> **WHAT IS BEING ASKED**: Copy the records below exactly as they are written.

☆ ☆ ☆ ☆ ☆

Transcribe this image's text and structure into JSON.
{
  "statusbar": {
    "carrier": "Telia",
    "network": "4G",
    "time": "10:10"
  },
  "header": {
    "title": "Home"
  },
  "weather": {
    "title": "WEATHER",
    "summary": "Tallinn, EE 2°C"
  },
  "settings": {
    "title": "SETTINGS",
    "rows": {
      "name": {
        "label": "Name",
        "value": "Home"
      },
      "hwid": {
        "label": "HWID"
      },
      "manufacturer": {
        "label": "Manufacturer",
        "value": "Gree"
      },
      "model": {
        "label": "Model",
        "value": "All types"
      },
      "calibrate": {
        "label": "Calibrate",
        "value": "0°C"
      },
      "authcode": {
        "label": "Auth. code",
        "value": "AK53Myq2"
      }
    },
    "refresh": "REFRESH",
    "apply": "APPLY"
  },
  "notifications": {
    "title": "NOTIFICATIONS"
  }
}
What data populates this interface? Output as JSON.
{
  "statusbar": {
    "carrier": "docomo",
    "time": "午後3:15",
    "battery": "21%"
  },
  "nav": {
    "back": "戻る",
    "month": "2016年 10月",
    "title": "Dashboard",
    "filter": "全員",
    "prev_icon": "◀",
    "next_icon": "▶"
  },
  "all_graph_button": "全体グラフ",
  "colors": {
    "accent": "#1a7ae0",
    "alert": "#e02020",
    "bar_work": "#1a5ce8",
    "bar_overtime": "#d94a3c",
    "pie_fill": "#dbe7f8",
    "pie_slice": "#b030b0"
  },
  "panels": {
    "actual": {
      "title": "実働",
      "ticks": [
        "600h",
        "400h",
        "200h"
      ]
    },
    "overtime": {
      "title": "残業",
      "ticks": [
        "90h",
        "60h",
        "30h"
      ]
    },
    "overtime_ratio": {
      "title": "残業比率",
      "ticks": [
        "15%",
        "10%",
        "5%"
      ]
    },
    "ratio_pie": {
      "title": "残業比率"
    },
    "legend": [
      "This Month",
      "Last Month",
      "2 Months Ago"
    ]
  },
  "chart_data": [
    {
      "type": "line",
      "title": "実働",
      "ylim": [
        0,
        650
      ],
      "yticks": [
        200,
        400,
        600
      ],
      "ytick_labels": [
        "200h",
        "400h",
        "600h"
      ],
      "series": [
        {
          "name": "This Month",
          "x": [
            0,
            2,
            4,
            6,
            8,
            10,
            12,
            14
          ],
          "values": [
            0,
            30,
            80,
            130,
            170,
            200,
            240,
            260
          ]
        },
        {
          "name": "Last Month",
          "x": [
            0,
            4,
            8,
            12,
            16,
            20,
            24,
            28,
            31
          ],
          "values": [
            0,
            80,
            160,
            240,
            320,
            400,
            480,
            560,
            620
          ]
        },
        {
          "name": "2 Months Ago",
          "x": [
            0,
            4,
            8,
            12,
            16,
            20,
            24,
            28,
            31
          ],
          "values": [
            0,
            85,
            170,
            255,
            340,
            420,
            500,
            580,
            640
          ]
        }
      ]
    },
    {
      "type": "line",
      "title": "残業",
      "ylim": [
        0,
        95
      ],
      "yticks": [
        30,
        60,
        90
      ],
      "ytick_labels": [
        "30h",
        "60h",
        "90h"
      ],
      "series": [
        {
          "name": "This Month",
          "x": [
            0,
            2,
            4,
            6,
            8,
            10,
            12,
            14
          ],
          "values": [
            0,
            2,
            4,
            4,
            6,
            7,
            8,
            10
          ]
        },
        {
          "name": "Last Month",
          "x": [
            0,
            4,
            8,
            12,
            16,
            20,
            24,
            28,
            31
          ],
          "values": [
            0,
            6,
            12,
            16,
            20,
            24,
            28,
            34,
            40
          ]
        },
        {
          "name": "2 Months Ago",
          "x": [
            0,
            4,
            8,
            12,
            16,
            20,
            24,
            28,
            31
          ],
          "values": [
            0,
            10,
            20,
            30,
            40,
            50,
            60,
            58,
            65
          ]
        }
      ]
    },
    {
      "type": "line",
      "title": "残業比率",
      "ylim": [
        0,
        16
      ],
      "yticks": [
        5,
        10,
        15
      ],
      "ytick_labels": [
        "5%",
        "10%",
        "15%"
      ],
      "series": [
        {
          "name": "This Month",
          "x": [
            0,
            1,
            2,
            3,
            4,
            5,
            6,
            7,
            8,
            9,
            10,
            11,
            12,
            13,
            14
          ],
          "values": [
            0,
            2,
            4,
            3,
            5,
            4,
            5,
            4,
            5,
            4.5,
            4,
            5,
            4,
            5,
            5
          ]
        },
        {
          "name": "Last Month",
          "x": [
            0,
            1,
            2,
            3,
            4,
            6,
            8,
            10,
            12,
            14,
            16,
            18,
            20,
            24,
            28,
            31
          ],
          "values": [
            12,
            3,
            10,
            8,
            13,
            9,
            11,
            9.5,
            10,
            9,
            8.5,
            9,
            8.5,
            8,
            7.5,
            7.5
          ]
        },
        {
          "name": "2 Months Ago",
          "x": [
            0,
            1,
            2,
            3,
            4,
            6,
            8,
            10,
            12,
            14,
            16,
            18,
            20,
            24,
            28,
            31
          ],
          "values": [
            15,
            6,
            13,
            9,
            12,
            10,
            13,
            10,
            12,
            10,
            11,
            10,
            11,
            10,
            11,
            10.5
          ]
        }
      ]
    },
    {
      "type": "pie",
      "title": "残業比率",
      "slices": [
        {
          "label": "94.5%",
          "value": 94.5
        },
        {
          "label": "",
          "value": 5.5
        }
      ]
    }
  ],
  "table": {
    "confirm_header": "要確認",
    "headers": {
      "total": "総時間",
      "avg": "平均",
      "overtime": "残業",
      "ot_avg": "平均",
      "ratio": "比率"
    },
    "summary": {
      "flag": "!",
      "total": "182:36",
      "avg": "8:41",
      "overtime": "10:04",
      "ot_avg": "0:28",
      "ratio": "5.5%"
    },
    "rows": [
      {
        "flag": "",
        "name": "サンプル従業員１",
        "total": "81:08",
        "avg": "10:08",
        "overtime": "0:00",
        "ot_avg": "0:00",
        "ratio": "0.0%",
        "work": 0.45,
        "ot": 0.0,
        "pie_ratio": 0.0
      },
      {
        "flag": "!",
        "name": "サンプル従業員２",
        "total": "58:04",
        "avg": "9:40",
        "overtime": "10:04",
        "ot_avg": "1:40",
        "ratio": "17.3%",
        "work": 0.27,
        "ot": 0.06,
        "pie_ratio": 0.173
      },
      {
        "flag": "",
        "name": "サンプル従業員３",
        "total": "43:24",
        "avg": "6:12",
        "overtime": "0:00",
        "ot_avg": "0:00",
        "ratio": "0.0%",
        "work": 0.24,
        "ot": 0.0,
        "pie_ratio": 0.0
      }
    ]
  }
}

☆ ☆ ☆ ☆ ☆

> **EXERCISE ANSWER**:
Transcribe this image's text and structure into JSON.
{
  "statusbar": {
    "carrier": "Telia",
    "network": "4G",
    "time": "10:10"
  },
  "header": {
    "title": "Home"
  },
  "weather": {
    "title": "WEATHER",
    "summary": "Tallinn, EE 2°C"
  },
  "settings": {
    "title": "SETTINGS",
    "rows": {
      "name": {
        "label": "Name",
        "value": "Home"
      },
      "hwid": {
        "label": "HWID"
      },
      "manufacturer": {
        "label": "Manufacturer",
        "value": "Gree"
      },
      "model": {
        "label": "Model",
        "value": "All types"
      },
      "calibrate": {
        "label": "Calibrate",
        "value": "0°C"
      },
      "authcode": {
        "label": "Auth. code",
        "value": "AK53Myq2"
      }
    },
    "refresh": "REFRESH",
    "apply": "APPLY"
  },
  "notifications": {
    "title": "NOTIFICATIONS"
  }
}
What data populates this interface? Output as JSON.
{
  "statusbar": {
    "carrier": "docomo",
    "time": "午後3:15",
    "battery": "21%"
  },
  "nav": {
    "back": "戻る",
    "month": "2016年 10月",
    "title": "Dashboard",
    "filter": "全員",
    "prev_icon": "◀",
    "next_icon": "▶"
  },
  "all_graph_button": "全体グラフ",
  "colors": {
    "accent": "#1a7ae0",
    "alert": "#e02020",
    "bar_work": "#1a5ce8",
    "bar_overtime": "#d94a3c",
    "pie_fill": "#dbe7f8",
    "pie_slice": "#b030b0"
  },
  "panels": {
    "actual": {
      "title": "実働",
      "ticks": [
        "600h",
        "400h",
        "200h"
      ]
    },
    "overtime": {
      "title": "残業",
      "ticks": [
        "90h",
        "60h",
        "30h"
      ]
    },
    "overtime_ratio": {
      "title": "残業比率",
      "ticks": [
        "15%",
        "10%",
        "5%"
      ]
    },
    "ratio_pie": {
      "title": "残業比率"
    },
    "legend": [
      "This Month",
      "Last Month",
      "2 Months Ago"
    ]
  },
  "chart_data": [
    {
      "type": "line",
      "title": "実働",
      "ylim": [
        0,
        650
      ],
      "yticks": [
        200,
        400,
        600
      ],
      "ytick_labels": [
        "200h",
        "400h",
        "600h"
      ],
      "series": [
        {
          "name": "This Month",
          "x": [
            0,
            2,
            4,
            6,
            8,
            10,
            12,
            14
          ],
          "values": [
            0,
            30,
            80,
            130,
            170,
            200,
            240,
            260
          ]
        },
        {
          "name": "Last Month",
          "x": [
            0,
            4,
            8,
            12,
            16,
            20,
            24,
            28,
            31
          ],
          "values": [
            0,
            80,
            160,
            240,
            320,
            400,
            480,
            560,
            620
          ]
        },
        {
          "name": "2 Months Ago",
          "x": [
            0,
            4,
            8,
            12,
            16,
            20,
            24,
            28,
            31
          ],
          "values": [
            0,
            85,
            170,
            255,
            340,
            420,
            500,
            580,
            640
          ]
        }
      ]
    },
    {
      "type": "line",
      "title": "残業",
      "ylim": [
        0,
        95
      ],
      "yticks": [
        30,
        60,
        90
      ],
      "ytick_labels": [
        "30h",
        "60h",
        "90h"
      ],
      "series": [
        {
          "name": "This Month",
          "x": [
            0,
            2,
            4,
            6,
            8,
            10,
            12,
            14
          ],
          "values": [
            0,
            2,
            4,
            4,
            6,
            7,
            8,
            10
          ]
        },
        {
          "name": "Last Month",
          "x": [
            0,
            4,
            8,
            12,
            16,
            20,
            24,
            28,
            31
          ],
          "values": [
            0,
            6,
            12,
            16,
            20,
            24,
            28,
            34,
            40
          ]
        },
        {
          "name": "2 Months Ago",
          "x": [
            0,
            4,
            8,
            12,
            16,
            20,
            24,
            28,
            31
          ],
          "values": [
            0,
            10,
            20,
            30,
            40,
            50,
            60,
            58,
            65
          ]
        }
      ]
    },
    {
      "type": "line",
      "title": "残業比率",
      "ylim": [
        0,
        16
      ],
      "yticks": [
        5,
        10,
        15
      ],
      "ytick_labels": [
        "5%",
        "10%",
        "15%"
      ],
      "series": [
        {
          "name": "This Month",
          "x": [
            0,
            1,
            2,
            3,
            4,
            5,
            6,
            7,
            8,
            9,
            10,
            11,
            12,
            13,
            14
          ],
          "values": [
            0,
            2,
            4,
            3,
            5,
            4,
            5,
            4,
            5,
            4.5,
            4,
            5,
            4,
            5,
            5
          ]
        },
        {
          "name": "Last Month",
          "x": [
            0,
            1,
            2,
            3,
            4,
            6,
            8,
            10,
            12,
            14,
            16,
            18,
            20,
            24,
            28,
            31
          ],
          "values": [
            12,
            3,
            10,
            8,
            13,
            9,
            11,
            9.5,
            10,
            9,
            8.5,
            9,
            8.5,
            8,
            7.5,
            7.5
          ]
        },
        {
          "name": "2 Months Ago",
          "x": [
            0,
            1,
            2,
            3,
            4,
            6,
            8,
            10,
            12,
            14,
            16,
            18,
            20,
            24,
            28,
            31
          ],
          "values": [
            15,
            6,
            13,
            9,
            12,
            10,
            13,
            10,
            12,
            10,
            11,
            10,
            11,
            10,
            11,
            10.5
          ]
        }
      ]
    },
    {
      "type": "pie",
      "title": "残業比率",
      "slices": [
        {
          "label": "94.5%",
          "value": 94.5
        },
        {
          "label": "",
          "value": 5.5
        }
      ]
    }
  ],
  "table": {
    "confirm_header": "要確認",
    "headers": {
      "total": "総時間",
      "avg": "平均",
      "overtime": "残業",
      "ot_avg": "平均",
      "ratio": "比率"
    },
    "summary": {
      "flag": "!",
      "total": "182:36",
      "avg": "8:41",
      "overtime": "10:04",
      "ot_avg": "0:28",
      "ratio": "5.5%"
    },
    "rows": [
      {
        "flag": "",
        "name": "サンプル従業員１",
        "total": "81:08",
        "avg": "10:08",
        "overtime": "0:00",
        "ot_avg": "0:00",
        "ratio": "0.0%",
        "work": 0.45,
        "ot": 0.0,
        "pie_ratio": 0.0
      },
      {
        "flag": "!",
        "name": "サンプル従業員２",
        "total": "58:04",
        "avg": "9:40",
        "overtime": "10:04",
        "ot_avg": "1:40",
        "ratio": "17.3%",
        "work": 0.27,
        "ot": 0.06,
        "pie_ratio": 0.173
      },
      {
        "flag": "",
        "name": "サンプル従業員３",
        "total": "43:24",
        "avg": "6:12",
        "overtime": "0:00",
        "ot_avg": "0:00",
        "ratio": "0.0%",
        "work": 0.24,
        "ot": 0.0,
        "pie_ratio": 0.0
      }
    ]
  }
}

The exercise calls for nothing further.